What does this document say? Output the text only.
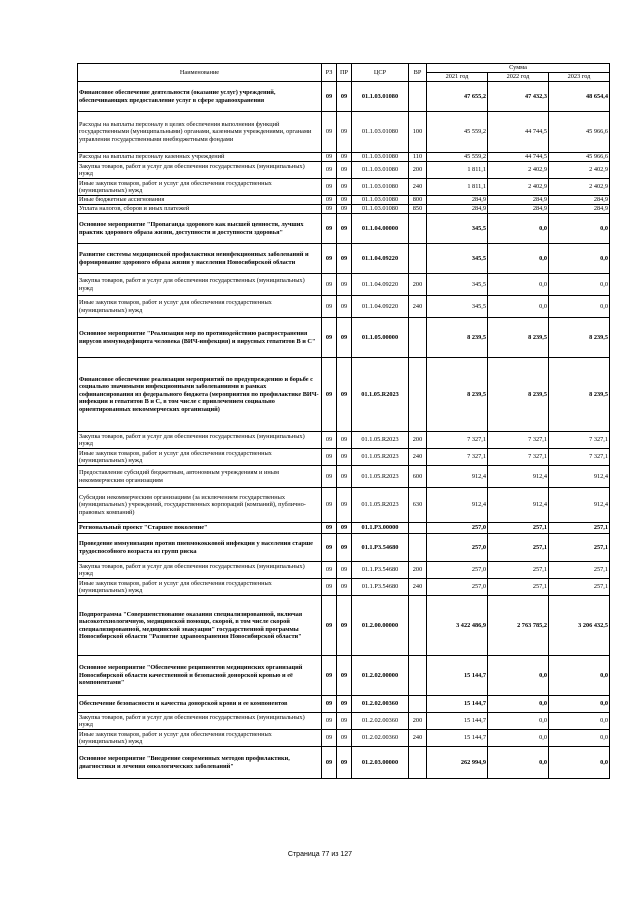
Наименование	РЗ	ПР	ЦСР	ВР	Сумма		
					2021 год	2022 год	2023 год
Финансовое обеспечение деятельности (оказание услуг) учреждений, обеспечивающих предоставление услуг в сфере здравоохранения	09	09	01.1.03.01080		47 655,2	47 432,3	48 654,4
Расходы на выплаты персоналу в целях обеспечения выполнения функций государственными (муниципальными) органами, казенными учреждениями, органами управления государственными внебюджетными фондами	09	09	01.1.03.01080	100	45 559,2	44 744,5	45 966,6
Расходы на выплаты персоналу казенных учреждений	09	09	01.1.03.01080	110	45 559,2	44 744,5	45 966,6
Закупка товаров, работ и услуг для обеспечения государственных (муниципальных) нужд	09	09	01.1.03.01080	200	1 811,1	2 402,9	2 402,9
Иные закупки товаров, работ и услуг для обеспечения государственных (муниципальных) нужд	09	09	01.1.03.01080	240	1 811,1	2 402,9	2 402,9
Иные бюджетные ассигнования	09	09	01.1.03.01080	800	284,9	284,9	284,9
Уплата налогов, сборов и иных платежей	09	09	01.1.03.01080	850	284,9	284,9	284,9
Основное мероприятие "Пропаганда здорового как высшей ценности, лучших практик здорового образа жизни, доступности и доступности здоровья"	09	09	01.1.04.00000		345,5	0,0	0,0
Развитие системы медицинской профилактики неинфекционных заболеваний и формирование здорового образа жизни у населения Новосибирской области	09	09	01.1.04.09220		345,5	0,0	0,0
Закупка товаров, работ и услуг для обеспечения государственных (муниципальных) нужд	09	09	01.1.04.09220	200	345,5	0,0	0,0
Иные закупки товаров, работ и услуг для обеспечения государственных (муниципальных) нужд	09	09	01.1.04.09220	240	345,5	0,0	0,0
Основное мероприятие "Реализация мер по противодействию распространения вирусов иммунодефицита человека (ВИЧ-инфекция) и вирусных гепатитов В и С"	09	09	01.1.05.00000		8 239,5	8 239,5	8 239,5
Финансовое обеспечение реализации мероприятий по предупреждению и борьбе с социально значимыми инфекционными заболеваниями в рамках софинансирования из федерального бюджета (мероприятия по профилактике ВИЧ-инфекции и гепатитов В и С, в том числе с привлечением социально ориентированных некоммерческих организаций)	09	09	01.1.05.R2023		8 239,5	8 239,5	8 239,5
Закупка товаров, работ и услуг для обеспечения государственных (муниципальных) нужд	09	09	01.1.05.R2023	200	7 327,1	7 327,1	7 327,1
Иные закупки товаров, работ и услуг для обеспечения государственных (муниципальных) нужд	09	09	01.1.05.R2023	240	7 327,1	7 327,1	7 327,1
Предоставление субсидий бюджетным, автономным учреждениям и иным некоммерческим организациям	09	09	01.1.05.R2023	600	912,4	912,4	912,4
Субсидии некоммерческим организациям (за исключением государственных (муниципальных) учреждений, государственных корпораций (компаний), публично-правовых компаний)	09	09	01.1.05.R2023	630	912,4	912,4	912,4
Региональный проект "Старшее поколение"	09	09	01.1.P3.00000		257,0	257,1	257,1
Проведение иммунизации против пневмококковой инфекции у населения старше трудоспособного возраста из групп риска	09	09	01.1.P3.54680		257,0	257,1	257,1
Закупка товаров, работ и услуг для обеспечения государственных (муниципальных) нужд	09	09	01.1.P3.54680	200	257,0	257,1	257,1
Иные закупки товаров, работ и услуг для обеспечения государственных (муниципальных) нужд	09	09	01.1.P3.54680	240	257,0	257,1	257,1
Подпрограмма "Совершенствование оказания специализированной, включая высокотехнологичную, медицинской помощи, скорой, в том числе скорой специализированной, медицинской эвакуации" государственной программы Новосибирской области "Развитие здравоохранения Новосибирской области"	09	09	01.2.00.00000		3 422 486,9	2 763 785,2	3 206 432,5
Основное мероприятие "Обеспечение реципиентов медицинских организаций Новосибирской области качественной и безопасной донорской кровью и её компонентами"	09	09	01.2.02.00000		15 144,7	0,0	0,0
Обеспечение безопасности и качества донорской крови и ее компонентов	09	09	01.2.02.00360		15 144,7	0,0	0,0
Закупка товаров, работ и услуг для обеспечения государственных (муниципальных) нужд	09	09	01.2.02.00360	200	15 144,7	0,0	0,0
Иные закупки товаров, работ и услуг для обеспечения государственных (муниципальных) нужд	09	09	01.2.02.00360	240	15 144,7	0,0	0,0
Основное мероприятие "Внедрение современных методов профилактики, диагностики и лечения онкологических заболеваний"	09	09	01.2.03.00000		262 994,9	0,0	0,0
Страница 77 из 127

(Problem): Output the entries above exactly, without their pictures.

(Solved exercise):
What does this document say? Output the text only.
Наименование	РЗ	ПР	ЦСР	ВР	Сумма		
					2021 год	2022 год	2023 год
Финансовое обеспечение деятельности (оказание услуг) учреждений, обеспечивающих предоставление услуг в сфере здравоохранения	09	09	01.1.03.01080		47 655,2	47 432,3	48 654,4
Расходы на выплаты персоналу в целях обеспечения выполнения функций государственными (муниципальными) органами, казенными учреждениями, органами управления государственными внебюджетными фондами	09	09	01.1.03.01080	100	45 559,2	44 744,5	45 966,6
Расходы на выплаты персоналу казенных учреждений	09	09	01.1.03.01080	110	45 559,2	44 744,5	45 966,6
Закупка товаров, работ и услуг для обеспечения государственных (муниципальных) нужд	09	09	01.1.03.01080	200	1 811,1	2 402,9	2 402,9
Иные закупки товаров, работ и услуг для обеспечения государственных (муниципальных) нужд	09	09	01.1.03.01080	240	1 811,1	2 402,9	2 402,9
Иные бюджетные ассигнования	09	09	01.1.03.01080	800	284,9	284,9	284,9
Уплата налогов, сборов и иных платежей	09	09	01.1.03.01080	850	284,9	284,9	284,9
Основное мероприятие "Пропаганда здорового как высшей ценности, лучших практик здорового образа жизни, доступности и доступности здоровья"	09	09	01.1.04.00000		345,5	0,0	0,0
Развитие системы медицинской профилактики неинфекционных заболеваний и формирование здорового образа жизни у населения Новосибирской области	09	09	01.1.04.09220		345,5	0,0	0,0
Закупка товаров, работ и услуг для обеспечения государственных (муниципальных) нужд	09	09	01.1.04.09220	200	345,5	0,0	0,0
Иные закупки товаров, работ и услуг для обеспечения государственных (муниципальных) нужд	09	09	01.1.04.09220	240	345,5	0,0	0,0
Основное мероприятие "Реализация мер по противодействию распространения вирусов иммунодефицита человека (ВИЧ-инфекция) и вирусных гепатитов В и С"	09	09	01.1.05.00000		8 239,5	8 239,5	8 239,5
Финансовое обеспечение реализации мероприятий по предупреждению и борьбе с социально значимыми инфекционными заболеваниями в рамках софинансирования из федерального бюджета (мероприятия по профилактике ВИЧ-инфекции и гепатитов В и С, в том числе с привлечением социально ориентированных некоммерческих организаций)	09	09	01.1.05.R2023		8 239,5	8 239,5	8 239,5
Закупка товаров, работ и услуг для обеспечения государственных (муниципальных) нужд	09	09	01.1.05.R2023	200	7 327,1	7 327,1	7 327,1
Иные закупки товаров, работ и услуг для обеспечения государственных (муниципальных) нужд	09	09	01.1.05.R2023	240	7 327,1	7 327,1	7 327,1
Предоставление субсидий бюджетным, автономным учреждениям и иным некоммерческим организациям	09	09	01.1.05.R2023	600	912,4	912,4	912,4
Субсидии некоммерческим организациям (за исключением государственных (муниципальных) учреждений, государственных корпораций (компаний), публично-правовых компаний)	09	09	01.1.05.R2023	630	912,4	912,4	912,4
Региональный проект "Старшее поколение"	09	09	01.1.P3.00000		257,0	257,1	257,1
Проведение иммунизации против пневмококковой инфекции у населения старше трудоспособного возраста из групп риска	09	09	01.1.P3.54680		257,0	257,1	257,1
Закупка товаров, работ и услуг для обеспечения государственных (муниципальных) нужд	09	09	01.1.P3.54680	200	257,0	257,1	257,1
Иные закупки товаров, работ и услуг для обеспечения государственных (муниципальных) нужд	09	09	01.1.P3.54680	240	257,0	257,1	257,1
Подпрограмма "Совершенствование оказания специализированной, включая высокотехнологичную, медицинской помощи, скорой, в том числе скорой специализированной, медицинской эвакуации" государственной программы Новосибирской области "Развитие здравоохранения Новосибирской области"	09	09	01.2.00.00000		3 422 486,9	2 763 785,2	3 206 432,5
Основное мероприятие "Обеспечение реципиентов медицинских организаций Новосибирской области качественной и безопасной донорской кровью и её компонентами"	09	09	01.2.02.00000		15 144,7	0,0	0,0
Обеспечение безопасности и качества донорской крови и ее компонентов	09	09	01.2.02.00360		15 144,7	0,0	0,0
Закупка товаров, работ и услуг для обеспечения государственных (муниципальных) нужд	09	09	01.2.02.00360	200	15 144,7	0,0	0,0
Иные закупки товаров, работ и услуг для обеспечения государственных (муниципальных) нужд	09	09	01.2.02.00360	240	15 144,7	0,0	0,0
Основное мероприятие "Внедрение современных методов профилактики, диагностики и лечения онкологических заболеваний"	09	09	01.2.03.00000		262 994,9	0,0	0,0
Страница 77 из 127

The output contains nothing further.